--- Begin RECORDS SHOWN ---

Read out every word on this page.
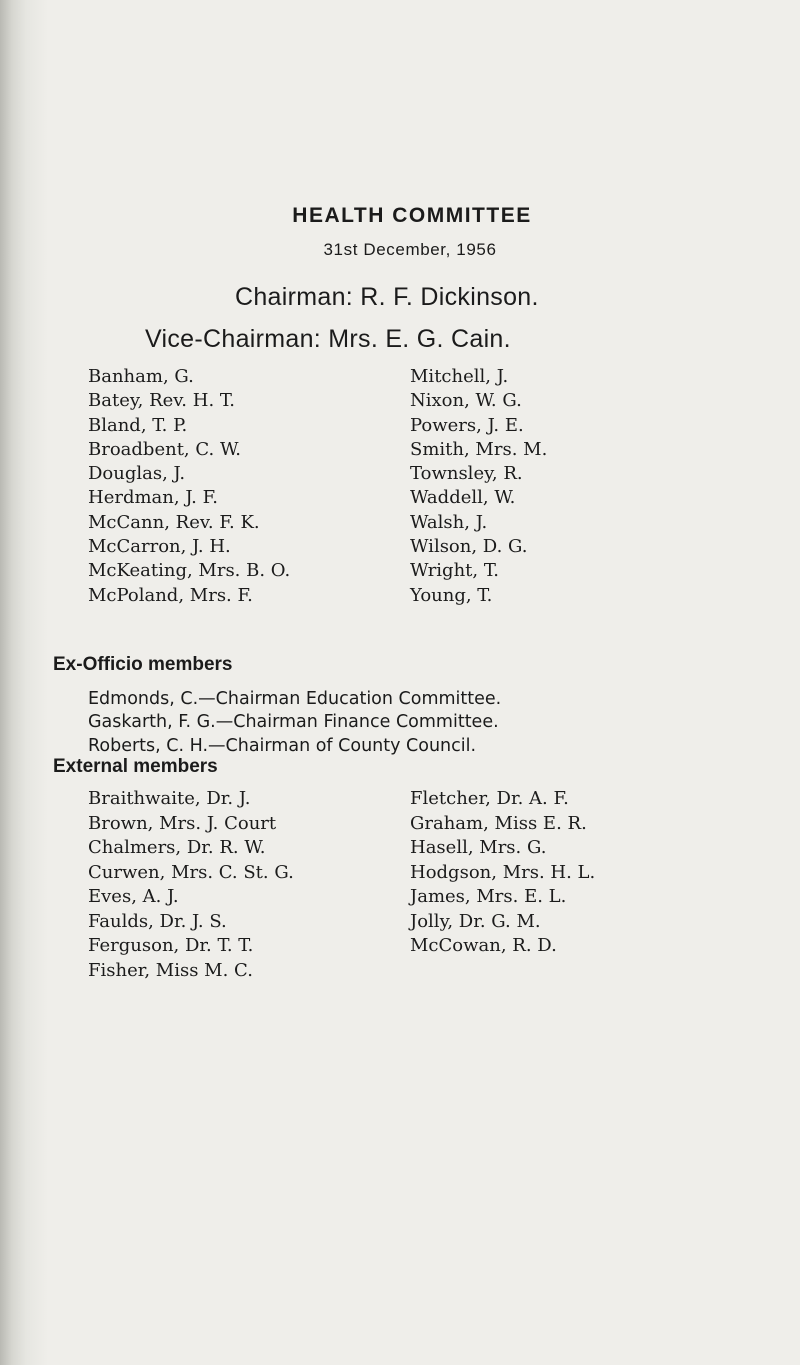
HEALTH COMMITTEE
31st December, 1956
Chairman: R. F. Dickinson.
Vice-Chairman: Mrs. E. G. Cain.
Banham, G.
Batey, Rev. H. T.
Bland, T. P.
Broadbent, C. W.
Douglas, J.
Herdman, J. F.
McCann, Rev. F. K.
McCarron, J. H.
McKeating, Mrs. B. O.
McPoland, Mrs. F.
Mitchell, J.
Nixon, W. G.
Powers, J. E.
Smith, Mrs. M.
Townsley, R.
Waddell, W.
Walsh, J.
Wilson, D. G.
Wright, T.
Young, T.
Ex-Officio members
Edmonds, C.—Chairman Education Committee.
Gaskarth, F. G.—Chairman Finance Committee.
Roberts, C. H.—Chairman of County Council.
External members
Braithwaite, Dr. J.
Brown, Mrs. J. Court
Chalmers, Dr. R. W.
Curwen, Mrs. C. St. G.
Eves, A. J.
Faulds, Dr. J. S.
Ferguson, Dr. T. T.
Fisher, Miss M. C.
Fletcher, Dr. A. F.
Graham, Miss E. R.
Hasell, Mrs. G.
Hodgson, Mrs. H. L.
James, Mrs. E. L.
Jolly, Dr. G. M.
McCowan, R. D.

--- End RECORDS SHOWN ---

# DIRECTIONS FOR THIS TASK:
Would you return the data exactly as written, without the pictures?

# THE RESULT:
Read out every word on this page.
HEALTH COMMITTEE
31st December, 1956
Chairman: R. F. Dickinson.
Vice-Chairman: Mrs. E. G. Cain.
Banham, G.
Batey, Rev. H. T.
Bland, T. P.
Broadbent, C. W.
Douglas, J.
Herdman, J. F.
McCann, Rev. F. K.
McCarron, J. H.
McKeating, Mrs. B. O.
McPoland, Mrs. F.
Mitchell, J.
Nixon, W. G.
Powers, J. E.
Smith, Mrs. M.
Townsley, R.
Waddell, W.
Walsh, J.
Wilson, D. G.
Wright, T.
Young, T.
Ex-Officio members
Edmonds, C.—Chairman Education Committee.
Gaskarth, F. G.—Chairman Finance Committee.
Roberts, C. H.—Chairman of County Council.
External members
Braithwaite, Dr. J.
Brown, Mrs. J. Court
Chalmers, Dr. R. W.
Curwen, Mrs. C. St. G.
Eves, A. J.
Faulds, Dr. J. S.
Ferguson, Dr. T. T.
Fisher, Miss M. C.
Fletcher, Dr. A. F.
Graham, Miss E. R.
Hasell, Mrs. G.
Hodgson, Mrs. H. L.
James, Mrs. E. L.
Jolly, Dr. G. M.
McCowan, R. D.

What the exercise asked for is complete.